[REQUIREMENTS]
From the entries below, count every line that contains the word "title". Please give the number and nothing else.

[PROVIDED INFORMATION]
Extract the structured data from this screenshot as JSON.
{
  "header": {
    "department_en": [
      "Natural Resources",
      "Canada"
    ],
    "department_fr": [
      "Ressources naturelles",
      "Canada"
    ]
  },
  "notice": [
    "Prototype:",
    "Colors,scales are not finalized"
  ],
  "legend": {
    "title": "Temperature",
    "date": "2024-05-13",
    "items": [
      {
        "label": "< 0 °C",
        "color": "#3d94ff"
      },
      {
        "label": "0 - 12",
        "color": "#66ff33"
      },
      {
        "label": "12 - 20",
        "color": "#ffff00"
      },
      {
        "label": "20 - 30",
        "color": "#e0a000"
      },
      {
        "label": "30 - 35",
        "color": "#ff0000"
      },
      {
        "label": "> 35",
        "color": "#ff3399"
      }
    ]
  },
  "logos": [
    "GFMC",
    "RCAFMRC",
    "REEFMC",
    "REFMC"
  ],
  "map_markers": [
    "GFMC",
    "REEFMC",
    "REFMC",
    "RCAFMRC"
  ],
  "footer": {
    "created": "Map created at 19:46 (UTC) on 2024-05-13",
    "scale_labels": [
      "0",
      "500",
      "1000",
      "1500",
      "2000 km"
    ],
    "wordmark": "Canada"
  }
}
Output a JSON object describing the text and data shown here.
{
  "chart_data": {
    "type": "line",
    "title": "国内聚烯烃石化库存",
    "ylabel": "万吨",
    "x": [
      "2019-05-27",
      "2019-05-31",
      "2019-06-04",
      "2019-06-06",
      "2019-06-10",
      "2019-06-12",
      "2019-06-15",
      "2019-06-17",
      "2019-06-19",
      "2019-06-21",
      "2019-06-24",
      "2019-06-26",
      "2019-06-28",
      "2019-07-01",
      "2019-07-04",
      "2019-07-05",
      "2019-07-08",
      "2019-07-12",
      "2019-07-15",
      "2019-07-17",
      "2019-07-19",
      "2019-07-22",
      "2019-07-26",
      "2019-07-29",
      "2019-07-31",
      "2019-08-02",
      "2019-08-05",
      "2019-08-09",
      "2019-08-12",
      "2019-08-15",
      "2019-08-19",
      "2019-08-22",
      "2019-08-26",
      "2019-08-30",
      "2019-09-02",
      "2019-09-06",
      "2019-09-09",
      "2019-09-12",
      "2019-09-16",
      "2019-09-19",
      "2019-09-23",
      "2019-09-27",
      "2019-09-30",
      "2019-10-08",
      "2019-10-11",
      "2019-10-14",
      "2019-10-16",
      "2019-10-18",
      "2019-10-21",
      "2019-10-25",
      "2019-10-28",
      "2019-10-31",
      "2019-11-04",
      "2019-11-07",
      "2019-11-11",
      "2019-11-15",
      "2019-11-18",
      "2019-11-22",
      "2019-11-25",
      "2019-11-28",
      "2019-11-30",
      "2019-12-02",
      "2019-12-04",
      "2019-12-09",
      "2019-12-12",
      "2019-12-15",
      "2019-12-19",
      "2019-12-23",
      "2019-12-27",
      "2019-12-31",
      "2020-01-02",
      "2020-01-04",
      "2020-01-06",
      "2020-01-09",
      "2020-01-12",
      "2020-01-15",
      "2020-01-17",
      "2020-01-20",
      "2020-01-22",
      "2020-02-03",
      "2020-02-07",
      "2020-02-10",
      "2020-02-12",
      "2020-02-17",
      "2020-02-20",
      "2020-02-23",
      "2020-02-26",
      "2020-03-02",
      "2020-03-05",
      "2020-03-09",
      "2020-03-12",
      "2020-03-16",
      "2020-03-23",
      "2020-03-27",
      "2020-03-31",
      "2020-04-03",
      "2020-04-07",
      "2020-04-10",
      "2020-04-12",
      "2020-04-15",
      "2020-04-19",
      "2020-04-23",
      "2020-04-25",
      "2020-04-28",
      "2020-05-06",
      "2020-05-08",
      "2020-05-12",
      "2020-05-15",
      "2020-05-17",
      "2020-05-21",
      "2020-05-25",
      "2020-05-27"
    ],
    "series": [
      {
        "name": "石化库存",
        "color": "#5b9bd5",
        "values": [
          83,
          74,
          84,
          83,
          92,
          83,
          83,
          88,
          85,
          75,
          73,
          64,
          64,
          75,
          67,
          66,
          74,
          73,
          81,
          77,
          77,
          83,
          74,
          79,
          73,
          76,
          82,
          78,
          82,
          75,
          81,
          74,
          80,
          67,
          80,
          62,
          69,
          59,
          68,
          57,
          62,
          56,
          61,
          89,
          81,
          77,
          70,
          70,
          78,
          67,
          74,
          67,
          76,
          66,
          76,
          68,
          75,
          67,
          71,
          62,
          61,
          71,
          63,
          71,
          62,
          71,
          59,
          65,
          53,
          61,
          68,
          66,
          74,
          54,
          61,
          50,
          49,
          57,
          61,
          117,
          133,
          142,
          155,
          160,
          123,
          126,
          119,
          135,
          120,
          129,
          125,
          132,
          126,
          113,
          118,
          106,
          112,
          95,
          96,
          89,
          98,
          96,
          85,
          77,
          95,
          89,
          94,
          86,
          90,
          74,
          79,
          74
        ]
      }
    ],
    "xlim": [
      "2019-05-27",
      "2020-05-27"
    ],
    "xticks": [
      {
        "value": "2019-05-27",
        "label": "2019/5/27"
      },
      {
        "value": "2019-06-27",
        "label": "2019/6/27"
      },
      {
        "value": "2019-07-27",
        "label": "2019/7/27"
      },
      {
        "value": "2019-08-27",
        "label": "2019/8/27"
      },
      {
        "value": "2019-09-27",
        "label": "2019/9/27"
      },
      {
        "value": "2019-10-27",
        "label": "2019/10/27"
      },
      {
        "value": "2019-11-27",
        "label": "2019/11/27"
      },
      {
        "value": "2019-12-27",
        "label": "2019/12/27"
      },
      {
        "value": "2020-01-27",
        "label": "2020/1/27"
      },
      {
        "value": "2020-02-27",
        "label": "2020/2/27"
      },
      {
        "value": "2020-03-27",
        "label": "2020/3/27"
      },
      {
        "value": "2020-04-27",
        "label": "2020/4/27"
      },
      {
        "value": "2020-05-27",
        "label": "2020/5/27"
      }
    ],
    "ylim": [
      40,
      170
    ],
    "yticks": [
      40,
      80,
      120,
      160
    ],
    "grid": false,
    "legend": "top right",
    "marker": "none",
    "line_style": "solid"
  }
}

[TASK RESPONSE]
2